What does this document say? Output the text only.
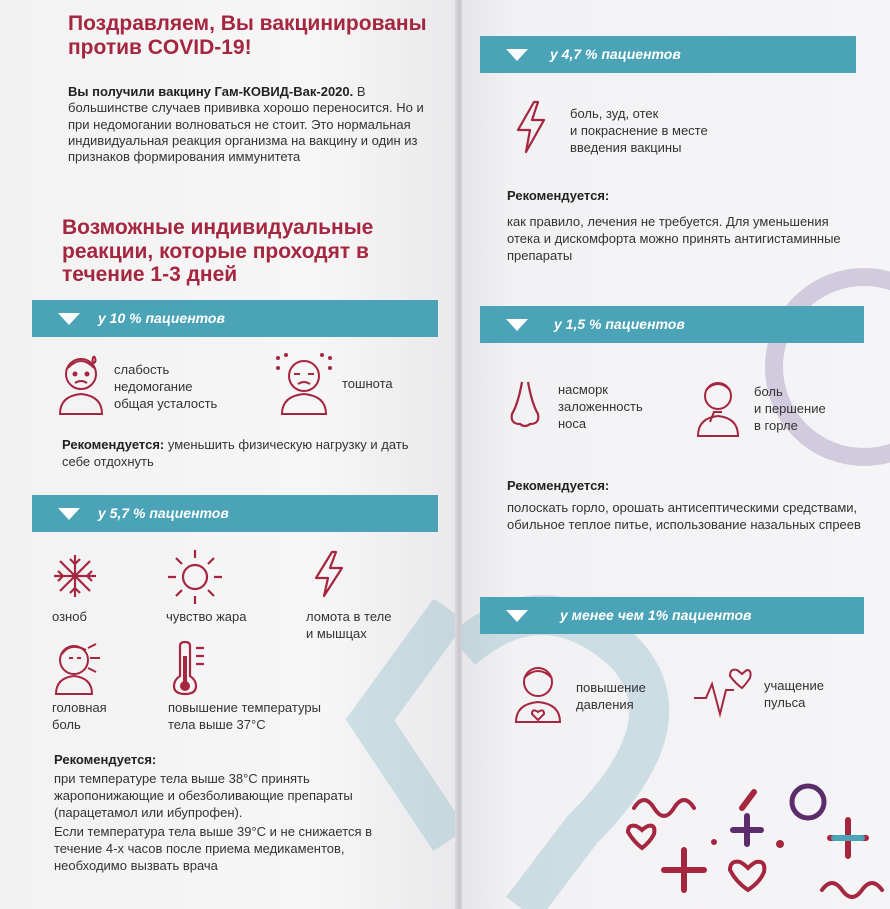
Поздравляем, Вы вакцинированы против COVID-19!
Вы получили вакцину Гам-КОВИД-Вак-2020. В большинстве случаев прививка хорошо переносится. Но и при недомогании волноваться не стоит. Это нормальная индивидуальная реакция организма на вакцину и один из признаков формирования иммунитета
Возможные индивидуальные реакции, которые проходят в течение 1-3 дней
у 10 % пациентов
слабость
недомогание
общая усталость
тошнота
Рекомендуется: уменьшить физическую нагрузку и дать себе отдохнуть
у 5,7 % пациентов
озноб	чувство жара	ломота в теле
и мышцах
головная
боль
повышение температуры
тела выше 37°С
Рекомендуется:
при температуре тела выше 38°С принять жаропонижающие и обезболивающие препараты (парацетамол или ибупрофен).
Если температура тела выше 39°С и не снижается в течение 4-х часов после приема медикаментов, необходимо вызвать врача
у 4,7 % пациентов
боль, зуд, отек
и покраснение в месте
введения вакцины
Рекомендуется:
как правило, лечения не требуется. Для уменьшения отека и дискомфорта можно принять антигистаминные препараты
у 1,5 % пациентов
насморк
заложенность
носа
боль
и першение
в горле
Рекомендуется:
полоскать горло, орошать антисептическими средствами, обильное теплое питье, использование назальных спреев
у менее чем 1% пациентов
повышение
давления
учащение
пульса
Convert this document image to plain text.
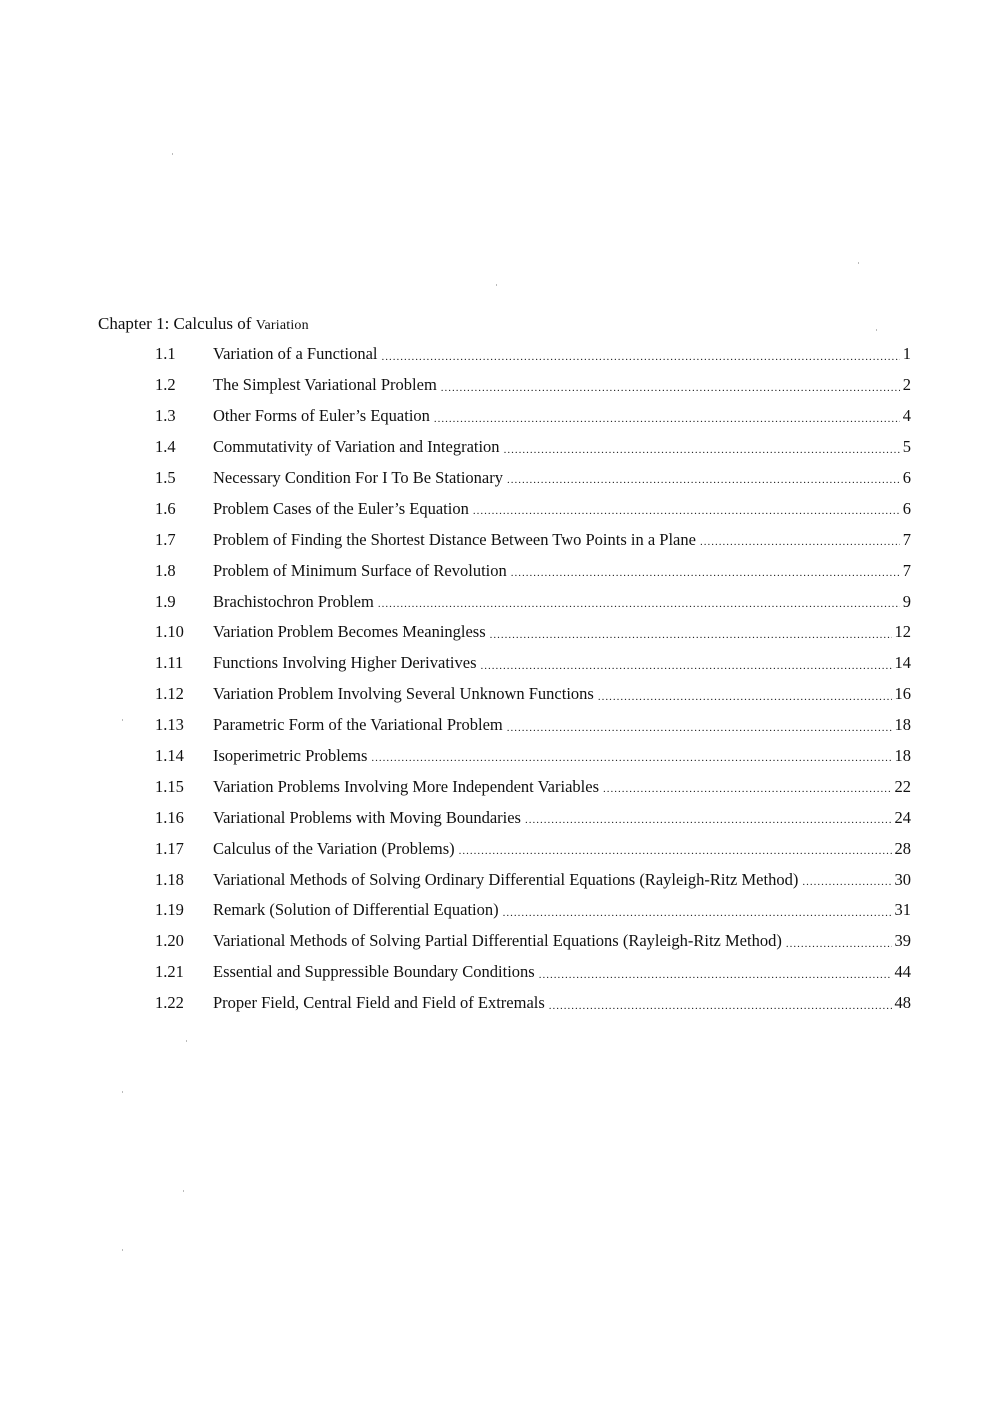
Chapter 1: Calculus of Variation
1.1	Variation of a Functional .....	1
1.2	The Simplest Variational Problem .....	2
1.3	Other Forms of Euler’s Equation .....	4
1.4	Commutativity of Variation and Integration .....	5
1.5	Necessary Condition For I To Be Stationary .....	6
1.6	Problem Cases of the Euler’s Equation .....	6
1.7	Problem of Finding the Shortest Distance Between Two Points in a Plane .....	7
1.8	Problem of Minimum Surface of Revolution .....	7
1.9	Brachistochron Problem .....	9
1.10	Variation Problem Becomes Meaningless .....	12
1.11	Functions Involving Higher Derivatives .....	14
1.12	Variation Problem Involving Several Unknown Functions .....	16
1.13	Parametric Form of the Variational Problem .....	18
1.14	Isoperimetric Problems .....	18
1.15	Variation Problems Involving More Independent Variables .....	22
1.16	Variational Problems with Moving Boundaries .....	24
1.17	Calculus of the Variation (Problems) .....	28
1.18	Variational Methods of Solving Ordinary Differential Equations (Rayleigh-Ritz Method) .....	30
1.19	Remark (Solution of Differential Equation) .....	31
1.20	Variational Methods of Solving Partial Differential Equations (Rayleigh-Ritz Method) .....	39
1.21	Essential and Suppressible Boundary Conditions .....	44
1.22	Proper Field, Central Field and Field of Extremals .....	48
**********
**What you will do**.
Emit the lines of the data above from the one containing "Convert this document image to plain text." through its final line, both endpoints included. Pictures do not belong in the output.

**Written answer**.
Convert this document image to plain text.
Chapter 1: Calculus of Variation
1.1	Variation of a Functional .....	1
1.2	The Simplest Variational Problem .....	2
1.3	Other Forms of Euler’s Equation .....	4
1.4	Commutativity of Variation and Integration .....	5
1.5	Necessary Condition For I To Be Stationary .....	6
1.6	Problem Cases of the Euler’s Equation .....	6
1.7	Problem of Finding the Shortest Distance Between Two Points in a Plane .....	7
1.8	Problem of Minimum Surface of Revolution .....	7
1.9	Brachistochron Problem .....	9
1.10	Variation Problem Becomes Meaningless .....	12
1.11	Functions Involving Higher Derivatives .....	14
1.12	Variation Problem Involving Several Unknown Functions .....	16
1.13	Parametric Form of the Variational Problem .....	18
1.14	Isoperimetric Problems .....	18
1.15	Variation Problems Involving More Independent Variables .....	22
1.16	Variational Problems with Moving Boundaries .....	24
1.17	Calculus of the Variation (Problems) .....	28
1.18	Variational Methods of Solving Ordinary Differential Equations (Rayleigh-Ritz Method) .....	30
1.19	Remark (Solution of Differential Equation) .....	31
1.20	Variational Methods of Solving Partial Differential Equations (Rayleigh-Ritz Method) .....	39
1.21	Essential and Suppressible Boundary Conditions .....	44
1.22	Proper Field, Central Field and Field of Extremals .....	48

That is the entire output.